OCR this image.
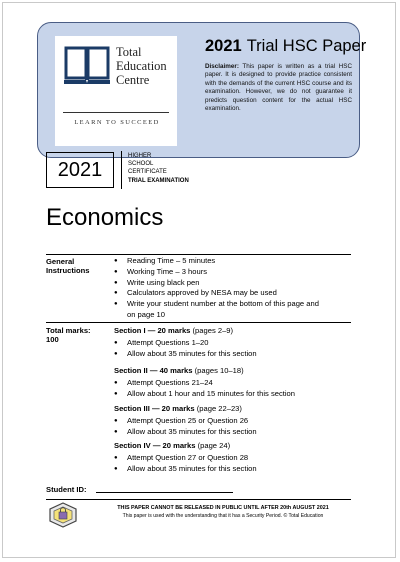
Total
Education
Centre
LEARN TO SUCCEED
2021 Trial HSC Paper
Disclaimer: This paper is written as a trial HSC paper. It is designed to provide practice consistent with the demands of the current HSC course and its examination. However, we do not guarantee it predicts question content for the actual HSC examination.
2021
HIGHER
SCHOOL
CERTIFICATE
TRIAL EXAMINATION
Economics
General
Instructions
● Reading Time – 5 minutes
● Working Time – 3 hours
● Write using black pen
● Calculators approved by NESA may be used
● Write your student number at the bottom of this page and
on page 10
Total marks:
100
Section I — 20 marks (pages 2–9)
● Attempt Questions 1–20
● Allow about 35 minutes for this section
Section II — 40 marks (pages 10–18)
● Attempt Questions 21–24
● Allow about 1 hour and 15 minutes for this section
Section III — 20 marks (page 22–23)
● Attempt Question 25 or Question 26
● Allow about 35 minutes for this section
Section IV — 20 marks (page 24)
● Attempt Question 27 or Question 28
● Allow about 35 minutes for this section
Student ID:
THIS PAPER CANNOT BE RELEASED IN PUBLIC UNTIL AFTER 20th AUGUST 2021
This paper is used with the understanding that it has a Security Period. © Total Education
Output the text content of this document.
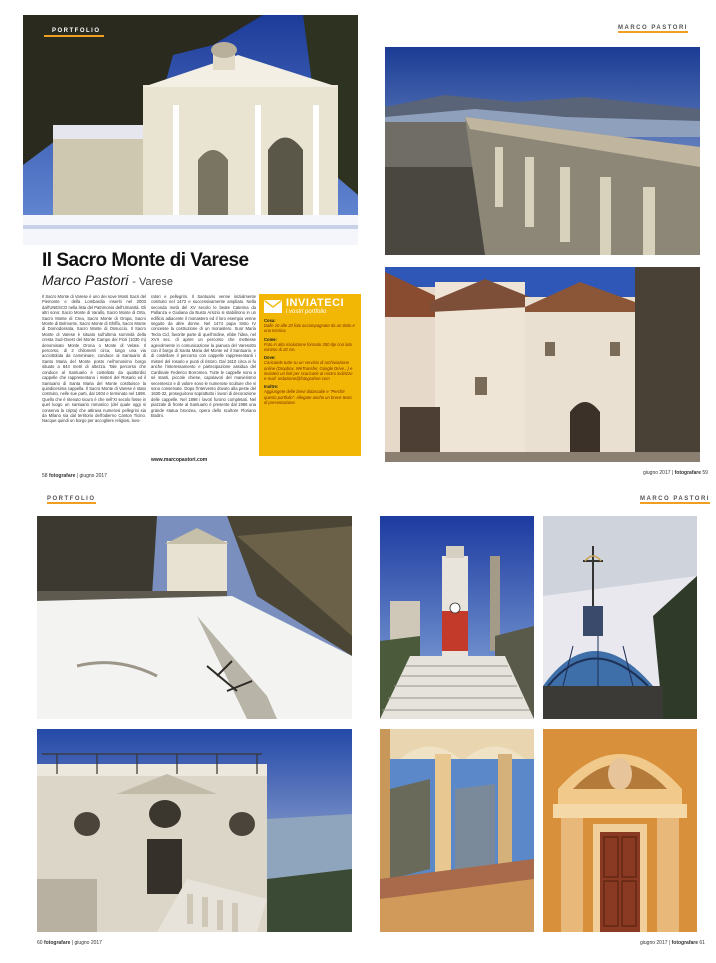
PORTFOLIO
Il Sacro Monte di Varese
Marco Pastori - Varese
Il Sacro Monte di Varese è uno dei nove Monti Sacri del Piemonte e della Lombardia inseriti nel 2003 dall'UNESCO nella lista del Patrimonio dell'Umanità. Gli altri sono: Sacro Monte di Varallo, Sacro Monte di Orta, Sacro Monte di Crea, Sacro Monte di Oropa, Sacro Monte di Belmonte, Sacro Monte di Ghiffa, Sacro Monte di Domodossola, Sacro Monte di Ossuccio. Il Sacro Monte di Varese è situato sull'ultima sommità della cresta Sud-Ovest del Monte Campo dei Fiori (1030 m) denominato Monte Orona o Monte di Velate. Il percorso, di 2 chilometri circa, lungo una via acciottolata da camminare, conduce al Santuario di Santa Maria del Monte posto nell'omonimo borgo situato a 844 metri di altezza. Tale percorso che conduce al Santuario è costellato da quattordici cappelle che rappresentano i misteri del Rosario ed il Santuario di Santa Maria del Monte costituisce la quindicesima cappella. Il Sacro Monte di Varese è stato costruito, nelle sue parti, dal 1604 e terminato nel 1698. Quello che è ritenuto sicuro è che nell'XI secolo fosse in quel luogo un santuario romanico (del quale oggi si conserva la cripta) che attirava numerosi pellegrini sia da Milano sia dal territorio dell'odierno Canton Ticino. Nacque quindi un borgo per accogliere religiosi, lavo-
ratori e pellegrini. Il Santuario venne inizialmente costruito nel 1472 e successivamente ampliato. Nella seconda metà del XV secolo le beate Caterina da Pallanza e Giuliana da Busto Arsizio si stabilirono in un edificio adiacente il monastero ed il loro esempio venne seguito da altre donne. Nel 1474 papa Sisto IV concesse la costruzione di un monastero. Suor Maria Tecla Cid, favorite parte di quell'ordine, ebbe l'idea, nel XVII sec. di aprire un percorso che mettesse agevolmente in comunicazione la pianura del Varesotto con il borgo di Santa Maria del Monte ed il Santuario, e di costellare il percorso con cappelle rappresentanti i misteri del rosario e punti di ristoro. Dal 1610 circa vi fu anche l'interessamento e partecipazione assidua del Cardinale Federico Borromeo. Tutte le cappelle sono a sé stanti, piccole chiese, capolavori del manierismo secentesco e di valore sono le numerose sculture che vi sono conservate. Dopo l'intervento dovuto alla peste del 1630-32, proseguirono soprattutto i lavori di decorazione delle cappelle. Nel 1898 i lavori furono completati. Nel piazzale di fronte al Santuario è presente dal 1986 una grande statua bronzea, opera dello scultore Floriano Bodini.
www.marcopastori.com
INVIATECI
i vostri portfolio
Cosa:
Dalle 10 alle 20 foto accompagnate da un titolo e una tecnica.
Come:
Foto in alta risoluzione formato 300 dpi con lato minimo di 20 cm.
Dove:
Caricatele tutte su un servizio di archiviazione online (Dropbox, WeTransfer, Google Drive...) e inviateci un link per scaricarle al nostro indirizzo e-mail: redazione@fotografare.com
Inoltre:
Aggiungete delle brevi didascalie e "Perché questo portfolio". Allegate anche un breve testo di presentazione.
58 fotografare | giugno 2017
MARCO PASTORI
giugno 2017 | fotografare 59
PORTFOLIO
60 fotografare | giugno 2017
MARCO PASTORI
giugno 2017 | fotografare 61
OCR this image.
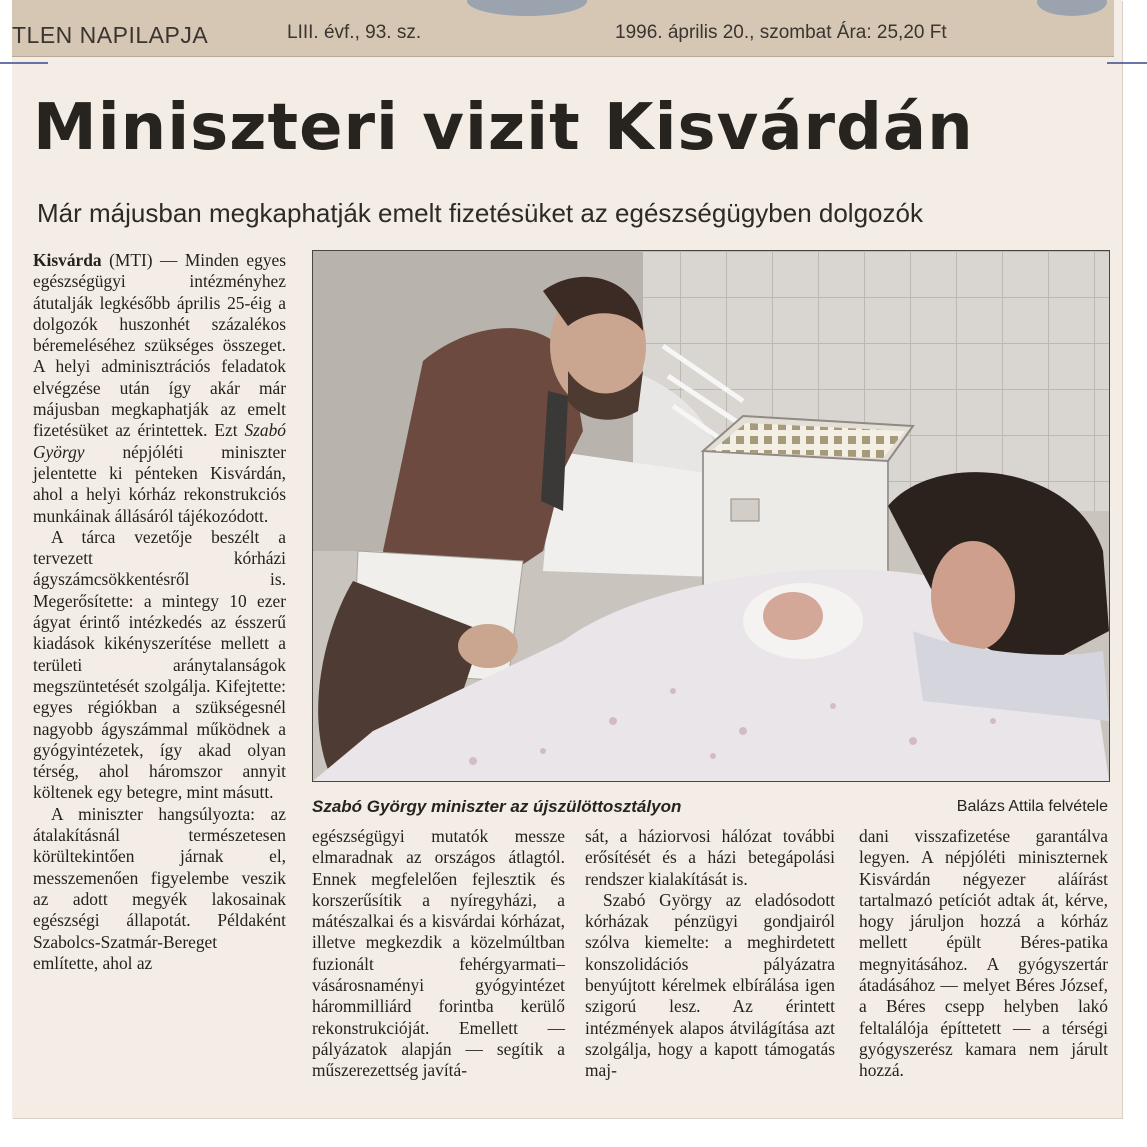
TLEN NAPILAPJA	LIII. évf., 93. sz.	1996. április 20., szombat Ára: 25,20 Ft
Miniszteri vizit Kisvárdán
Már májusban megkaphatják emelt fizetésüket az egészségügyben dolgozók

Kisvárda (MTI) — Minden egyes egészségügyi intézményhez átutalják legkésőbb április 25-éig a dolgozók huszonhét százalékos béremeléséhez szükséges összeget. A helyi adminisztrációs feladatok elvégzése után így akár már májusban megkaphatják az emelt fizetésüket az érintettek. Ezt Szabó György népjóléti miniszter jelentette ki pénteken Kisvárdán, ahol a helyi kórház rekonstrukciós munkáinak állásáról tájékozódott.

A tárca vezetője beszélt a tervezett kórházi ágyszámcsökkentésről is. Megerősítette: a mintegy 10 ezer ágyat érintő intézkedés az ésszerű kiadások kikényszerítése mellett a területi aránytalanságok megszüntetését szolgálja. Kifejtette: egyes régiókban a szükségesnél nagyobb ágyszámmal működnek a gyógyintézetek, így akad olyan térség, ahol háromszor annyit költenek egy betegre, mint másutt.

A miniszter hangsúlyozta: az átalakításnál természetesen körültekintően járnak el, messzemenően figyelembe veszik az adott megyék lakosainak egészségi állapotát. Példaként Szabolcs-Szatmár-Bereget említette, ahol az

Szabó György miniszter az újszülöttosztályon	Balázs Attila felvétele

egészségügyi mutatók messze elmaradnak az országos átlagtól. Ennek megfelelően fejlesztik és korszerűsítik a nyíregyházi, a mátészalkai és a kisvárdai kórházat, illetve megkezdik a közelmúltban fuzionált fehérgyarmati–vásárosnaményi gyógyintézet hárommilliárd forintba kerülő rekonstrukcióját. Emellett — pályázatok alapján — segítik a műszerezettség javítá-

sát, a háziorvosi hálózat további erősítését és a házi betegápolási rendszer kialakítását is.

Szabó György az eladósodott kórházak pénzügyi gondjairól szólva kiemelte: a meghirdetett konszolidációs pályázatra benyújtott kérelmek elbírálása igen szigorú lesz. Az érintett intézmények alapos átvilágítása azt szolgálja, hogy a kapott támogatás maj-

dani visszafizetése garantálva legyen. A népjóléti miniszternek Kisvárdán négyezer aláírást tartalmazó petíciót adtak át, kérve, hogy járuljon hozzá a kórház mellett épült Béres-patika megnyitásához. A gyógyszertár átadásához — melyet Béres József, a Béres csepp helyben lakó feltalálója építtetett — a térségi gyógyszerész kamara nem járult hozzá.
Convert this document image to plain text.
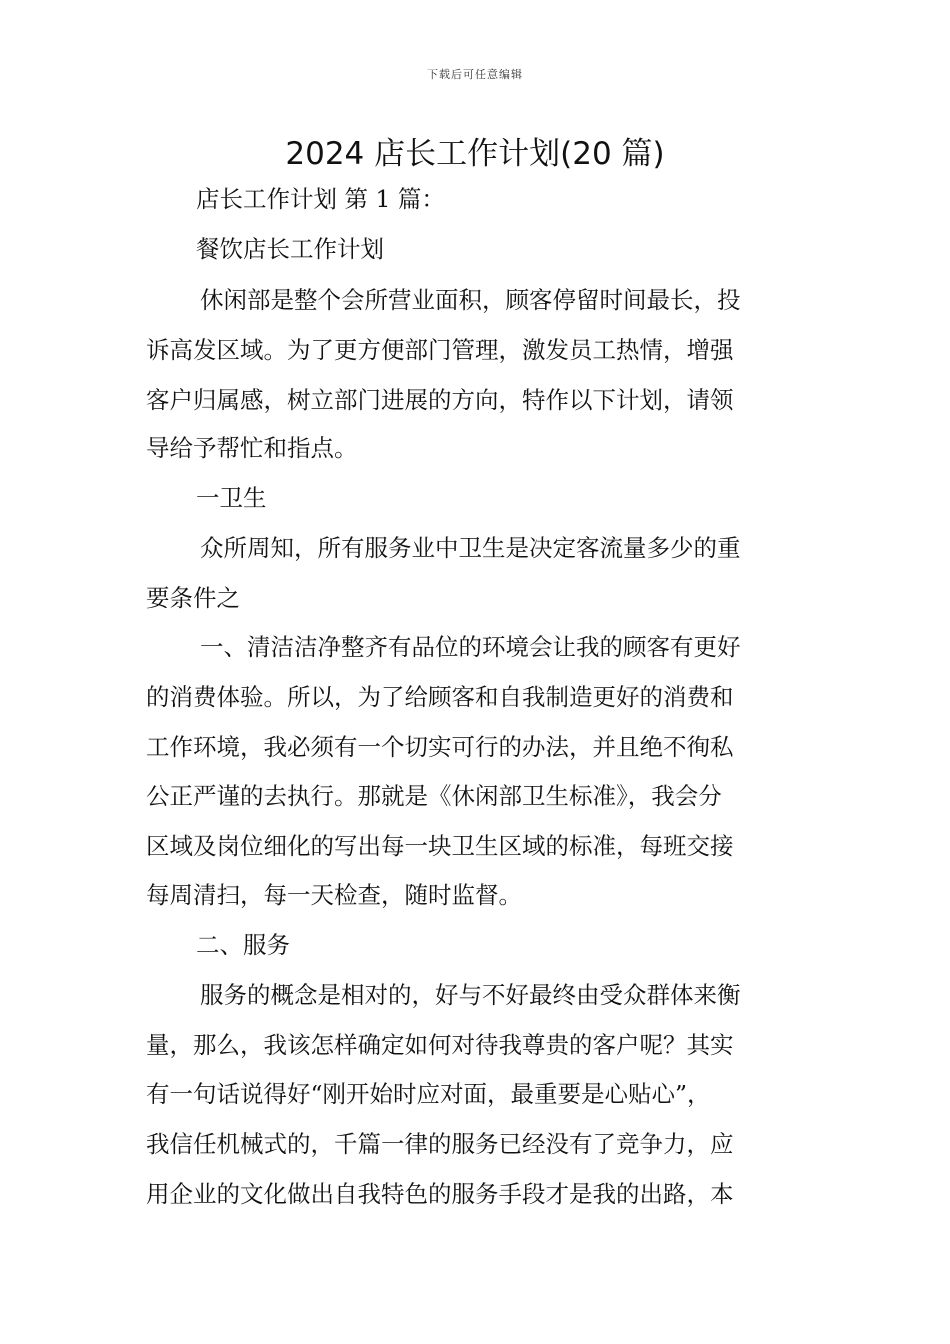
下载后可任意编辑
2024 店长工作计划(20 篇)

店长工作计划 第 1 篇：

餐饮店长工作计划

休闲部是整个会所营业面积，顾客停留时间最长，投

诉高发区域。为了更方便部门管理，激发员工热情，增强

客户归属感，树立部门进展的方向，特作以下计划，请领

导给予帮忙和指点。

一卫生

众所周知，所有服务业中卫生是决定客流量多少的重

要条件之

一、清洁洁净整齐有品位的环境会让我的顾客有更好

的消费体验。所以，为了给顾客和自我制造更好的消费和

工作环境，我必须有一个切实可行的办法，并且绝不徇私

公正严谨的去执行。那就是《休闲部卫生标准》，我会分

区域及岗位细化的写出每一块卫生区域的标准，每班交接

每周清扫，每一天检查，随时监督。

二、服务

服务的概念是相对的，好与不好最终由受众群体来衡

量，那么，我该怎样确定如何对待我尊贵的客户呢？其实

有一句话说得好“刚开始时应对面，最重要是心贴心”，

我信任机械式的，千篇一律的服务已经没有了竞争力，应

用企业的文化做出自我特色的服务手段才是我的出路，本
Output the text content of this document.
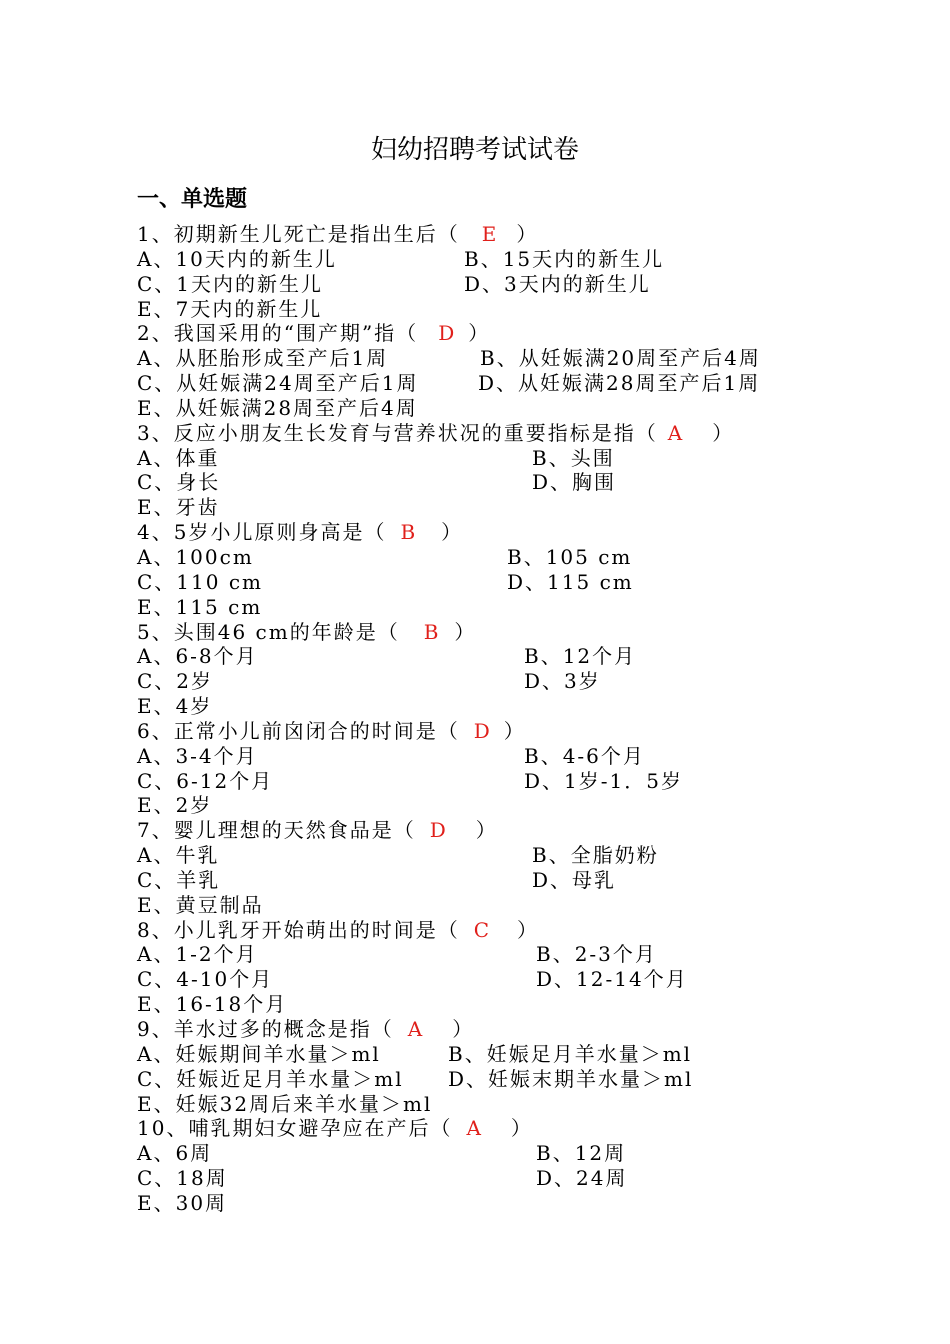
妇幼招聘考试试卷
一、单选题
1、初期新生儿死亡是指出生后（ E ）
A、10天内的新生儿	B、15天内的新生儿
C、1天内的新生儿	D、3天内的新生儿
E、7天内的新生儿
2、我国采用的“围产期”指（ D ）
A、从胚胎形成至产后1周	B、从妊娠满20周至产后4周
C、从妊娠满24周至产后1周	D、从妊娠满28周至产后1周
E、从妊娠满28周至产后4周
3、反应小朋友生长发育与营养状况的重要指标是指（ A ）
A、体重	B、头围
C、身长	D、胸围
E、牙齿
4、5岁小儿原则身高是（ B ）
A、100cm	B、105 cm
C、110 cm	D、115 cm
E、115 cm
5、头围46 cm的年龄是（ B ）
A、6-8个月	B、12个月
C、2岁	D、3岁
E、4岁
6、正常小儿前囟闭合的时间是（ D ）
A、3-4个月	B、4-6个月
C、6-12个月	D、1岁-1．5岁
E、2岁
7、婴儿理想的天然食品是（ D ）
A、牛乳	B、全脂奶粉
C、羊乳	D、母乳
E、黄豆制品
8、小儿乳牙开始萌出的时间是（ C ）
A、1-2个月	B、2-3个月
C、4-10个月	D、12-14个月
E、16-18个月
9、羊水过多的概念是指（ A ）
A、妊娠期间羊水量＞ml	B、妊娠足月羊水量＞ml
C、妊娠近足月羊水量＞ml D、妊娠末期羊水量＞ml
E、妊娠32周后来羊水量＞ml
10、哺乳期妇女避孕应在产后（ A ）
A、6周	B、12周
C、18周	D、24周
E、30周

=-=-=

DIRECTIONS FOR THIS TASK — Exclude the pictures, and output exactly the lines from the one with "Convert this document image to plain text." through the last line of the records, both included.

REPLY TO THE TASK —
Convert this document image to plain text.
下载后可任意编辑
2024 店长工作计划(20 篇)

店长工作计划 第 1 篇：

餐饮店长工作计划

休闲部是整个会所营业面积，顾客停留时间最长，投

诉高发区域。为了更方便部门管理，激发员工热情，增强

客户归属感，树立部门进展的方向，特作以下计划，请领

导给予帮忙和指点。

一卫生

众所周知，所有服务业中卫生是决定客流量多少的重

要条件之

一、清洁洁净整齐有品位的环境会让我的顾客有更好

的消费体验。所以，为了给顾客和自我制造更好的消费和

工作环境，我必须有一个切实可行的办法，并且绝不徇私

公正严谨的去执行。那就是《休闲部卫生标准》，我会分

区域及岗位细化的写出每一块卫生区域的标准，每班交接

每周清扫，每一天检查，随时监督。

二、服务

服务的概念是相对的，好与不好最终由受众群体来衡

量，那么，我该怎样确定如何对待我尊贵的客户呢？其实

有一句话说得好“刚开始时应对面，最重要是心贴心”，

我信任机械式的，千篇一律的服务已经没有了竞争力，应

用企业的文化做出自我特色的服务手段才是我的出路，本
Output the text content of this document.
妇幼招聘考试试卷
一、单选题
1、初期新生儿死亡是指出生后（ E ）
A、10天内的新生儿	B、15天内的新生儿
C、1天内的新生儿	D、3天内的新生儿
E、7天内的新生儿
2、我国采用的“围产期”指（ D ）
A、从胚胎形成至产后1周	B、从妊娠满20周至产后4周
C、从妊娠满24周至产后1周	D、从妊娠满28周至产后1周
E、从妊娠满28周至产后4周
3、反应小朋友生长发育与营养状况的重要指标是指（ A ）
A、体重	B、头围
C、身长	D、胸围
E、牙齿
4、5岁小儿原则身高是（ B ）
A、100cm	B、105 cm
C、110 cm	D、115 cm
E、115 cm
5、头围46 cm的年龄是（ B ）
A、6-8个月	B、12个月
C、2岁	D、3岁
E、4岁
6、正常小儿前囟闭合的时间是（ D ）
A、3-4个月	B、4-6个月
C、6-12个月	D、1岁-1．5岁
E、2岁
7、婴儿理想的天然食品是（ D ）
A、牛乳	B、全脂奶粉
C、羊乳	D、母乳
E、黄豆制品
8、小儿乳牙开始萌出的时间是（ C ）
A、1-2个月	B、2-3个月
C、4-10个月	D、12-14个月
E、16-18个月
9、羊水过多的概念是指（ A ）
A、妊娠期间羊水量＞ml	B、妊娠足月羊水量＞ml
C、妊娠近足月羊水量＞ml D、妊娠末期羊水量＞ml
E、妊娠32周后来羊水量＞ml
10、哺乳期妇女避孕应在产后（ A ）
A、6周	B、12周
C、18周	D、24周
E、30周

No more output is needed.